Select every line below containing the word "March".

**Records to process:**
■ ■ ■ ■ ■
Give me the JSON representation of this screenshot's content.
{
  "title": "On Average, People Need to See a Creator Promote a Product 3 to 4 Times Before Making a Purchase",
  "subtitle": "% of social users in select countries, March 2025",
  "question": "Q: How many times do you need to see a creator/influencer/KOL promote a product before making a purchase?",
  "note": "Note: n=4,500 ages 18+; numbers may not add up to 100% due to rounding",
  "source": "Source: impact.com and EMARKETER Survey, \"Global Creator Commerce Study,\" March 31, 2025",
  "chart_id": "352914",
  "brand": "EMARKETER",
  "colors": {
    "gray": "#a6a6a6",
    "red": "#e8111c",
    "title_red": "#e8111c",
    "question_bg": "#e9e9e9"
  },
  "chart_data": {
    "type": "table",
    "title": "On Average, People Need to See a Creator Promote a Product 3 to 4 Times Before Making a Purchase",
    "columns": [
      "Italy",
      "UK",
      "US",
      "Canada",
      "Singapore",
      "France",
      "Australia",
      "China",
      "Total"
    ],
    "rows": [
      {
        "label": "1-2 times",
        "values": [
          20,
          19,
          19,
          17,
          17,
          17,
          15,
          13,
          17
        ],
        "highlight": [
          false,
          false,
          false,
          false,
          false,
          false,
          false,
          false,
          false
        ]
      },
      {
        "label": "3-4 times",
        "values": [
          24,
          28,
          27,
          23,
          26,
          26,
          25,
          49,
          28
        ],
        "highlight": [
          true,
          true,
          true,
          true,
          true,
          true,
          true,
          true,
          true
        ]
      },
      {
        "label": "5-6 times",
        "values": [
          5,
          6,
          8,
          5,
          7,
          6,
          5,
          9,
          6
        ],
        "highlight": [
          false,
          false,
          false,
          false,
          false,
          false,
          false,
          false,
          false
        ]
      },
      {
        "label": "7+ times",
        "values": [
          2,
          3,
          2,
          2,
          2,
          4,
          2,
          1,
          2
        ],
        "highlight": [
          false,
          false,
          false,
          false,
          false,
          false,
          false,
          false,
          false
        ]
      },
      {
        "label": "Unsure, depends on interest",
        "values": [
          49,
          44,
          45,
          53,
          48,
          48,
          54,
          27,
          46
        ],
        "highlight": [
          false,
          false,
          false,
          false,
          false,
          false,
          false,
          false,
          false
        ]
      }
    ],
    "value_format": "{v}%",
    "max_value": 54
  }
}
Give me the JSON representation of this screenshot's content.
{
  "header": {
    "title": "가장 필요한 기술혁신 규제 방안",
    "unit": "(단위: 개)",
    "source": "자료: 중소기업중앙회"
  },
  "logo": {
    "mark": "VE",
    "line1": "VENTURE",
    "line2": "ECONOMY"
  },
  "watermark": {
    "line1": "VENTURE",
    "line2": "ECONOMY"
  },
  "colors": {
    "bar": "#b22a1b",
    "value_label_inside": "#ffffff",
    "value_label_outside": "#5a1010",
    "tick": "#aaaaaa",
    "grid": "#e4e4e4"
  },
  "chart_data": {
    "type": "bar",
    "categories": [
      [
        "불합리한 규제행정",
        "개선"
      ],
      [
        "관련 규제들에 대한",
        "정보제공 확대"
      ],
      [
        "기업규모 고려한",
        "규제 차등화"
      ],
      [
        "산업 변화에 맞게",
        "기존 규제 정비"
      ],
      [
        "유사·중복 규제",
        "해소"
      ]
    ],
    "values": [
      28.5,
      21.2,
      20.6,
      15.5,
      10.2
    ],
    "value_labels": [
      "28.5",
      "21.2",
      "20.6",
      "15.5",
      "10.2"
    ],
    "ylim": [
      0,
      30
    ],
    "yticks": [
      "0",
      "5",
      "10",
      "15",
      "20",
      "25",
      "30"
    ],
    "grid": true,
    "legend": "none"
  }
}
■ ■ ■ ■ ■
**The answer:**
  "subtitle": "% of social users in select countries, March 2025",
  "source": "Source: impact.com and EMARKETER Survey, \"Global Creator Commerce Study,\" March 31, 2025",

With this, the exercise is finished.